Copy out all the records, word for word.

----

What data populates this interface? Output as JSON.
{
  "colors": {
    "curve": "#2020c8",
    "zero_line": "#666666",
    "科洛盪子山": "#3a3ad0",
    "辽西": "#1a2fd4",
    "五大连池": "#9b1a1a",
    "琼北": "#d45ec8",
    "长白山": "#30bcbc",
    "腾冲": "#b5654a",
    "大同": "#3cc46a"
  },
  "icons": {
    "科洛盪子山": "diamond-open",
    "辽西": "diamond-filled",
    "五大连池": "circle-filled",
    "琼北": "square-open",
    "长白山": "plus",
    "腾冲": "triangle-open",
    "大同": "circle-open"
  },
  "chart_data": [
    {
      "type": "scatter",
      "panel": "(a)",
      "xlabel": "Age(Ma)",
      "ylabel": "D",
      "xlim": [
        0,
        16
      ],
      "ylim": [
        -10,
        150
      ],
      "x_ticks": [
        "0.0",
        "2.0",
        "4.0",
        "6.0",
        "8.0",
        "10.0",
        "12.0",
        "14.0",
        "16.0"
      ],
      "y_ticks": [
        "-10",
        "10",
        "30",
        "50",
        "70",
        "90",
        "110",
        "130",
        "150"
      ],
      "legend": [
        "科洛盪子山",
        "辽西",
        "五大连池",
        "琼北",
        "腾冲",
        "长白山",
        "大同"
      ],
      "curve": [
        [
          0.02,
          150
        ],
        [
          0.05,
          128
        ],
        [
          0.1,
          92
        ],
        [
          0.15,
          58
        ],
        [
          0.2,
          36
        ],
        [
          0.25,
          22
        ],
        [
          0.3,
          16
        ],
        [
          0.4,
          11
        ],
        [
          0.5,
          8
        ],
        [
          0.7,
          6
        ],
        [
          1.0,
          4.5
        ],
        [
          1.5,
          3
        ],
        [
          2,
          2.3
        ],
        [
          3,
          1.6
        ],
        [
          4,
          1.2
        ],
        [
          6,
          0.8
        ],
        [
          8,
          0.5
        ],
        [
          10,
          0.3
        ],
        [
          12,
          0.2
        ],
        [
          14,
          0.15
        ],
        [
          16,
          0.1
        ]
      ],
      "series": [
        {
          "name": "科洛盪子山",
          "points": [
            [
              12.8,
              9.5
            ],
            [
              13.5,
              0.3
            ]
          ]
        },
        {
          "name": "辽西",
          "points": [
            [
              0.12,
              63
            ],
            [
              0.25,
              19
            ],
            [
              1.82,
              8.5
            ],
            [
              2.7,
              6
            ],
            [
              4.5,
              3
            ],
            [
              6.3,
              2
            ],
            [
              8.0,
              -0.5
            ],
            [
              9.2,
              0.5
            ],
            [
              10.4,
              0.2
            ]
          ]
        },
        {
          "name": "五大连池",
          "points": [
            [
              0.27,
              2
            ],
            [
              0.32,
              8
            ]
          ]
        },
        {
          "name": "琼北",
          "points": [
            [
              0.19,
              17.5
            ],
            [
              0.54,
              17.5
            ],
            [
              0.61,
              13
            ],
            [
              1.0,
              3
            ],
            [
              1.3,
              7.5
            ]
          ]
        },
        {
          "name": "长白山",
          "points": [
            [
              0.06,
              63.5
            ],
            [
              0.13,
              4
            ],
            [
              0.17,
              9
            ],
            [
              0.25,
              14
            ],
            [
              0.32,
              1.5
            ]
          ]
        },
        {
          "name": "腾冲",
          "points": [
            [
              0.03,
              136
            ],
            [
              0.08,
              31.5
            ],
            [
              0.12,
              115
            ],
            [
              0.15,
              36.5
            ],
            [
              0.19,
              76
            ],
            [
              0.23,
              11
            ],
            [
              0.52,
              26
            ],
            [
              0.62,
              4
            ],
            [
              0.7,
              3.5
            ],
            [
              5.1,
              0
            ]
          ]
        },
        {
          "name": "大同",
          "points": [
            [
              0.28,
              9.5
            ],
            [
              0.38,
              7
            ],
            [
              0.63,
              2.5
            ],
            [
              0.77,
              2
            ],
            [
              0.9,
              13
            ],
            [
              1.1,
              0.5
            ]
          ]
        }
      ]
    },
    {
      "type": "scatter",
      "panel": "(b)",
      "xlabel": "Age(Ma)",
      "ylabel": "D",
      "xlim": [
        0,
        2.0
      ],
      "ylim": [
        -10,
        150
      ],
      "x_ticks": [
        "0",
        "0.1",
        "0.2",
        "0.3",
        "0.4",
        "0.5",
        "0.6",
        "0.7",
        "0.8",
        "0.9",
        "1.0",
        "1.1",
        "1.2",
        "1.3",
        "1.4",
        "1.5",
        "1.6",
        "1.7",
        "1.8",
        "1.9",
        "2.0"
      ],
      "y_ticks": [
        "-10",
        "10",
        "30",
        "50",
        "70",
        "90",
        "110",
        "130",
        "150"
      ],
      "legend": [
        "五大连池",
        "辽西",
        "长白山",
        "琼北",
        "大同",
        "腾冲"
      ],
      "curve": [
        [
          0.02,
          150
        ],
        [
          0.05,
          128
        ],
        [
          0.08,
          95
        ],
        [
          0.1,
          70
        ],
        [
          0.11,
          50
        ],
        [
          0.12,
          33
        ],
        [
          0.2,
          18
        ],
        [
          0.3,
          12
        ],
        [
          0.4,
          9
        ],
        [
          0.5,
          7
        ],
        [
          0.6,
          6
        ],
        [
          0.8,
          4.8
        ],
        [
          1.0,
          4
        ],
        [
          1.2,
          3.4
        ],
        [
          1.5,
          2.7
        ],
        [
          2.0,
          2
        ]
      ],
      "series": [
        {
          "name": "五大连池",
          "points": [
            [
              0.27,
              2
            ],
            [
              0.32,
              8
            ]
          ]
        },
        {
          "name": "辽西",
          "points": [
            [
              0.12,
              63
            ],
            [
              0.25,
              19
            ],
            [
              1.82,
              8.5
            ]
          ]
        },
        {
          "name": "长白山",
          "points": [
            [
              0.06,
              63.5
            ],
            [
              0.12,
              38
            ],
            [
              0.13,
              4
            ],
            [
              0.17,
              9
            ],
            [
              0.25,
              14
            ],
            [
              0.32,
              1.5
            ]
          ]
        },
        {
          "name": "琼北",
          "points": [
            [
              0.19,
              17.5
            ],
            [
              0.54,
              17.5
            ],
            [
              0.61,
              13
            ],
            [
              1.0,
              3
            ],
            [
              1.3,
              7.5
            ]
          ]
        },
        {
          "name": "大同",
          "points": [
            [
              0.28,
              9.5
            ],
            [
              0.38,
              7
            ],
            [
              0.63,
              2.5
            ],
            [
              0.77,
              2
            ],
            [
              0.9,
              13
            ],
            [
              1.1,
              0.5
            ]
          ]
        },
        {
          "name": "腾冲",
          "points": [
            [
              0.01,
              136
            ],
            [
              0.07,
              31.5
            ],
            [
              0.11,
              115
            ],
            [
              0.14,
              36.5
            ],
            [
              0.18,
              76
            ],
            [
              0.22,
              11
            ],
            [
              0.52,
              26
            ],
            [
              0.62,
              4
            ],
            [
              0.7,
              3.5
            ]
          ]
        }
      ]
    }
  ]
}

----

Task solution ::
What data populates this interface? Output as JSON.
{
  "colors": {
    "curve": "#2020c8",
    "zero_line": "#666666",
    "科洛盪子山": "#3a3ad0",
    "辽西": "#1a2fd4",
    "五大连池": "#9b1a1a",
    "琼北": "#d45ec8",
    "长白山": "#30bcbc",
    "腾冲": "#b5654a",
    "大同": "#3cc46a"
  },
  "icons": {
    "科洛盪子山": "diamond-open",
    "辽西": "diamond-filled",
    "五大连池": "circle-filled",
    "琼北": "square-open",
    "长白山": "plus",
    "腾冲": "triangle-open",
    "大同": "circle-open"
  },
  "chart_data": [
    {
      "type": "scatter",
      "panel": "(a)",
      "xlabel": "Age(Ma)",
      "ylabel": "D",
      "xlim": [
        0,
        16
      ],
      "ylim": [
        -10,
        150
      ],
      "x_ticks": [
        "0.0",
        "2.0",
        "4.0",
        "6.0",
        "8.0",
        "10.0",
        "12.0",
        "14.0",
        "16.0"
      ],
      "y_ticks": [
        "-10",
        "10",
        "30",
        "50",
        "70",
        "90",
        "110",
        "130",
        "150"
      ],
      "legend": [
        "科洛盪子山",
        "辽西",
        "五大连池",
        "琼北",
        "腾冲",
        "长白山",
        "大同"
      ],
      "curve": [
        [
          0.02,
          150
        ],
        [
          0.05,
          128
        ],
        [
          0.1,
          92
        ],
        [
          0.15,
          58
        ],
        [
          0.2,
          36
        ],
        [
          0.25,
          22
        ],
        [
          0.3,
          16
        ],
        [
          0.4,
          11
        ],
        [
          0.5,
          8
        ],
        [
          0.7,
          6
        ],
        [
          1.0,
          4.5
        ],
        [
          1.5,
          3
        ],
        [
          2,
          2.3
        ],
        [
          3,
          1.6
        ],
        [
          4,
          1.2
        ],
        [
          6,
          0.8
        ],
        [
          8,
          0.5
        ],
        [
          10,
          0.3
        ],
        [
          12,
          0.2
        ],
        [
          14,
          0.15
        ],
        [
          16,
          0.1
        ]
      ],
      "series": [
        {
          "name": "科洛盪子山",
          "points": [
            [
              12.8,
              9.5
            ],
            [
              13.5,
              0.3
            ]
          ]
        },
        {
          "name": "辽西",
          "points": [
            [
              0.12,
              63
            ],
            [
              0.25,
              19
            ],
            [
              1.82,
              8.5
            ],
            [
              2.7,
              6
            ],
            [
              4.5,
              3
            ],
            [
              6.3,
              2
            ],
            [
              8.0,
              -0.5
            ],
            [
              9.2,
              0.5
            ],
            [
              10.4,
              0.2
            ]
          ]
        },
        {
          "name": "五大连池",
          "points": [
            [
              0.27,
              2
            ],
            [
              0.32,
              8
            ]
          ]
        },
        {
          "name": "琼北",
          "points": [
            [
              0.19,
              17.5
            ],
            [
              0.54,
              17.5
            ],
            [
              0.61,
              13
            ],
            [
              1.0,
              3
            ],
            [
              1.3,
              7.5
            ]
          ]
        },
        {
          "name": "长白山",
          "points": [
            [
              0.06,
              63.5
            ],
            [
              0.13,
              4
            ],
            [
              0.17,
              9
            ],
            [
              0.25,
              14
            ],
            [
              0.32,
              1.5
            ]
          ]
        },
        {
          "name": "腾冲",
          "points": [
            [
              0.03,
              136
            ],
            [
              0.08,
              31.5
            ],
            [
              0.12,
              115
            ],
            [
              0.15,
              36.5
            ],
            [
              0.19,
              76
            ],
            [
              0.23,
              11
            ],
            [
              0.52,
              26
            ],
            [
              0.62,
              4
            ],
            [
              0.7,
              3.5
            ],
            [
              5.1,
              0
            ]
          ]
        },
        {
          "name": "大同",
          "points": [
            [
              0.28,
              9.5
            ],
            [
              0.38,
              7
            ],
            [
              0.63,
              2.5
            ],
            [
              0.77,
              2
            ],
            [
              0.9,
              13
            ],
            [
              1.1,
              0.5
            ]
          ]
        }
      ]
    },
    {
      "type": "scatter",
      "panel": "(b)",
      "xlabel": "Age(Ma)",
      "ylabel": "D",
      "xlim": [
        0,
        2.0
      ],
      "ylim": [
        -10,
        150
      ],
      "x_ticks": [
        "0",
        "0.1",
        "0.2",
        "0.3",
        "0.4",
        "0.5",
        "0.6",
        "0.7",
        "0.8",
        "0.9",
        "1.0",
        "1.1",
        "1.2",
        "1.3",
        "1.4",
        "1.5",
        "1.6",
        "1.7",
        "1.8",
        "1.9",
        "2.0"
      ],
      "y_ticks": [
        "-10",
        "10",
        "30",
        "50",
        "70",
        "90",
        "110",
        "130",
        "150"
      ],
      "legend": [
        "五大连池",
        "辽西",
        "长白山",
        "琼北",
        "大同",
        "腾冲"
      ],
      "curve": [
        [
          0.02,
          150
        ],
        [
          0.05,
          128
        ],
        [
          0.08,
          95
        ],
        [
          0.1,
          70
        ],
        [
          0.11,
          50
        ],
        [
          0.12,
          33
        ],
        [
          0.2,
          18
        ],
        [
          0.3,
          12
        ],
        [
          0.4,
          9
        ],
        [
          0.5,
          7
        ],
        [
          0.6,
          6
        ],
        [
          0.8,
          4.8
        ],
        [
          1.0,
          4
        ],
        [
          1.2,
          3.4
        ],
        [
          1.5,
          2.7
        ],
        [
          2.0,
          2
        ]
      ],
      "series": [
        {
          "name": "五大连池",
          "points": [
            [
              0.27,
              2
            ],
            [
              0.32,
              8
            ]
          ]
        },
        {
          "name": "辽西",
          "points": [
            [
              0.12,
              63
            ],
            [
              0.25,
              19
            ],
            [
              1.82,
              8.5
            ]
          ]
        },
        {
          "name": "长白山",
          "points": [
            [
              0.06,
              63.5
            ],
            [
              0.12,
              38
            ],
            [
              0.13,
              4
            ],
            [
              0.17,
              9
            ],
            [
              0.25,
              14
            ],
            [
              0.32,
              1.5
            ]
          ]
        },
        {
          "name": "琼北",
          "points": [
            [
              0.19,
              17.5
            ],
            [
              0.54,
              17.5
            ],
            [
              0.61,
              13
            ],
            [
              1.0,
              3
            ],
            [
              1.3,
              7.5
            ]
          ]
        },
        {
          "name": "大同",
          "points": [
            [
              0.28,
              9.5
            ],
            [
              0.38,
              7
            ],
            [
              0.63,
              2.5
            ],
            [
              0.77,
              2
            ],
            [
              0.9,
              13
            ],
            [
              1.1,
              0.5
            ]
          ]
        },
        {
          "name": "腾冲",
          "points": [
            [
              0.01,
              136
            ],
            [
              0.07,
              31.5
            ],
            [
              0.11,
              115
            ],
            [
              0.14,
              36.5
            ],
            [
              0.18,
              76
            ],
            [
              0.22,
              11
            ],
            [
              0.52,
              26
            ],
            [
              0.62,
              4
            ],
            [
              0.7,
              3.5
            ]
          ]
        }
      ]
    }
  ]
}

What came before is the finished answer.